**ROWS:**
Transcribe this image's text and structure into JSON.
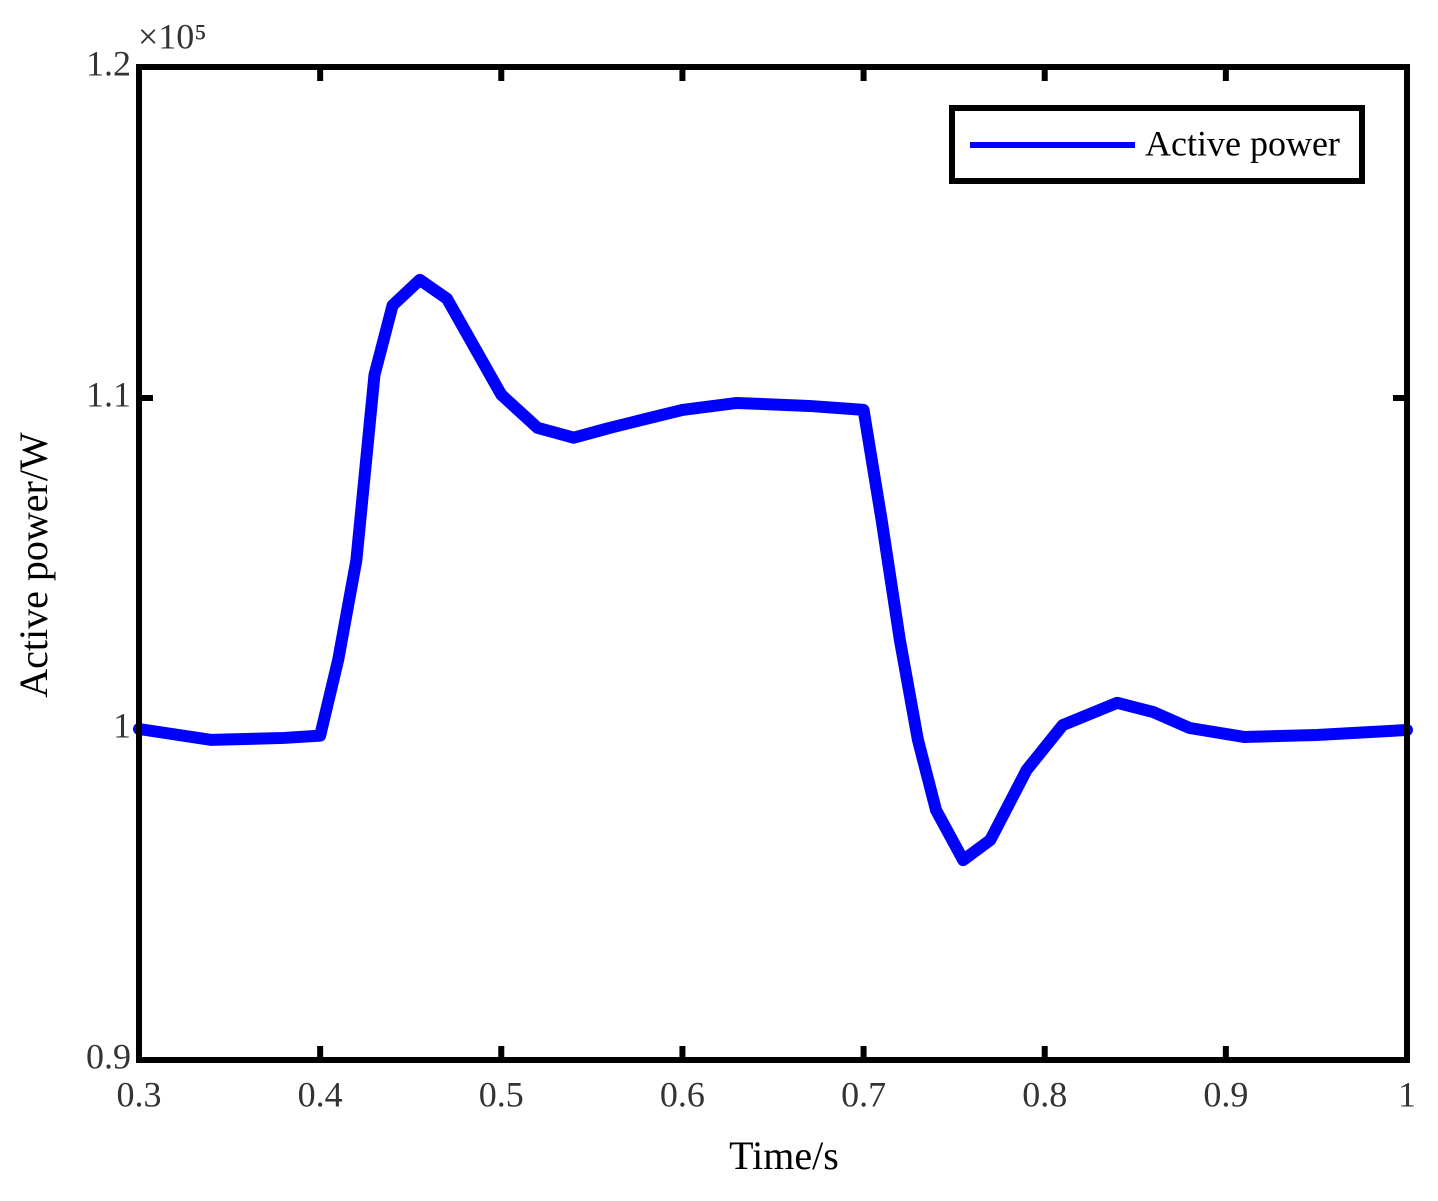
{
  "chart_data": {
    "type": "line",
    "x_label": "Time/s",
    "y_label": "Active power/W",
    "y_multiplier": "×10⁵",
    "x": [
      0.3,
      0.34,
      0.38,
      0.4,
      0.41,
      0.42,
      0.43,
      0.44,
      0.455,
      0.47,
      0.5,
      0.52,
      0.54,
      0.56,
      0.6,
      0.63,
      0.67,
      0.7,
      0.71,
      0.72,
      0.73,
      0.74,
      0.755,
      0.77,
      0.79,
      0.81,
      0.84,
      0.86,
      0.88,
      0.91,
      0.95,
      1.0
    ],
    "series": [
      {
        "name": "Active power",
        "color": "#0000ff",
        "values": [
          1.0,
          0.9967,
          0.9973,
          0.998,
          1.021,
          1.051,
          1.107,
          1.128,
          1.1357,
          1.13,
          1.101,
          1.091,
          1.088,
          1.091,
          1.0964,
          1.0985,
          1.0976,
          1.0964,
          1.063,
          1.027,
          0.9967,
          0.9755,
          0.9604,
          0.9665,
          0.9876,
          1.0012,
          1.0079,
          1.0051,
          1.0003,
          0.9976,
          0.9982,
          0.9997
        ]
      }
    ],
    "xlim": [
      0.3,
      1
    ],
    "ylim": [
      0.9,
      1.2
    ],
    "xticks": [
      0.3,
      0.4,
      0.5,
      0.6,
      0.7,
      0.8,
      0.9,
      1
    ],
    "yticks": [
      0.9,
      1,
      1.1,
      1.2
    ],
    "legend": "top-right"
  }
}
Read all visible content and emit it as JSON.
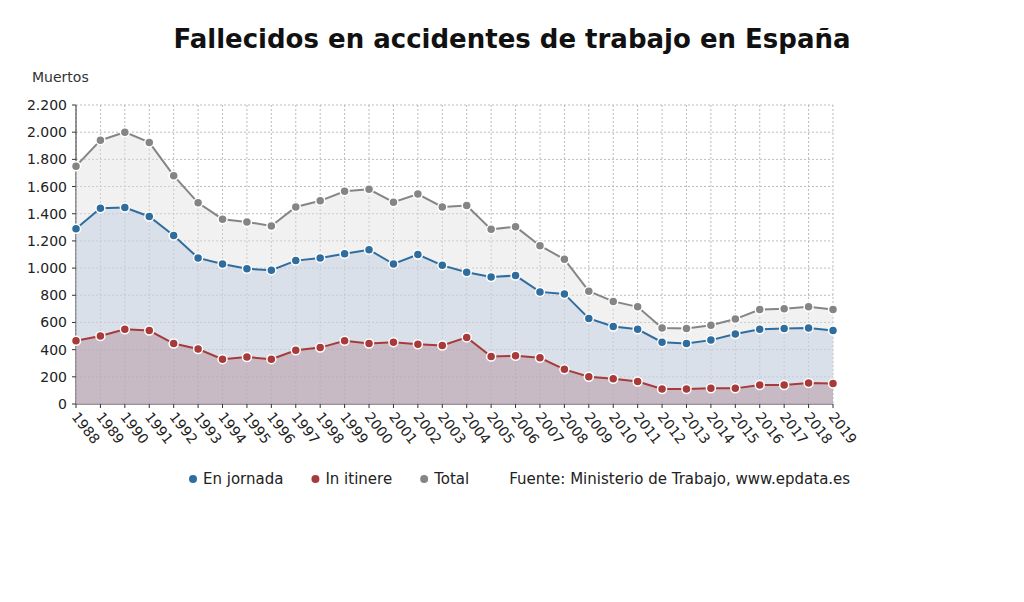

**WHAT NEEDS TO BE DONE:**
Leave the pictures out and write out every entry exactly as given.

**THE SOLUTION:**
Transcribe this image's text and structure into JSON.
{
  "chart_data": {
    "type": "line",
    "x_label": "Time/s",
    "y_label": "Active power/W",
    "y_multiplier": "×10⁵",
    "x": [
      0.3,
      0.34,
      0.38,
      0.4,
      0.41,
      0.42,
      0.43,
      0.44,
      0.455,
      0.47,
      0.5,
      0.52,
      0.54,
      0.56,
      0.6,
      0.63,
      0.67,
      0.7,
      0.71,
      0.72,
      0.73,
      0.74,
      0.755,
      0.77,
      0.79,
      0.81,
      0.84,
      0.86,
      0.88,
      0.91,
      0.95,
      1.0
    ],
    "series": [
      {
        "name": "Active power",
        "color": "#0000ff",
        "values": [
          1.0,
          0.9967,
          0.9973,
          0.998,
          1.021,
          1.051,
          1.107,
          1.128,
          1.1357,
          1.13,
          1.101,
          1.091,
          1.088,
          1.091,
          1.0964,
          1.0985,
          1.0976,
          1.0964,
          1.063,
          1.027,
          0.9967,
          0.9755,
          0.9604,
          0.9665,
          0.9876,
          1.0012,
          1.0079,
          1.0051,
          1.0003,
          0.9976,
          0.9982,
          0.9997
        ]
      }
    ],
    "xlim": [
      0.3,
      1
    ],
    "ylim": [
      0.9,
      1.2
    ],
    "xticks": [
      0.3,
      0.4,
      0.5,
      0.6,
      0.7,
      0.8,
      0.9,
      1
    ],
    "yticks": [
      0.9,
      1,
      1.1,
      1.2
    ],
    "legend": "top-right"
  }
}
Read all visible content and emit it as JSON.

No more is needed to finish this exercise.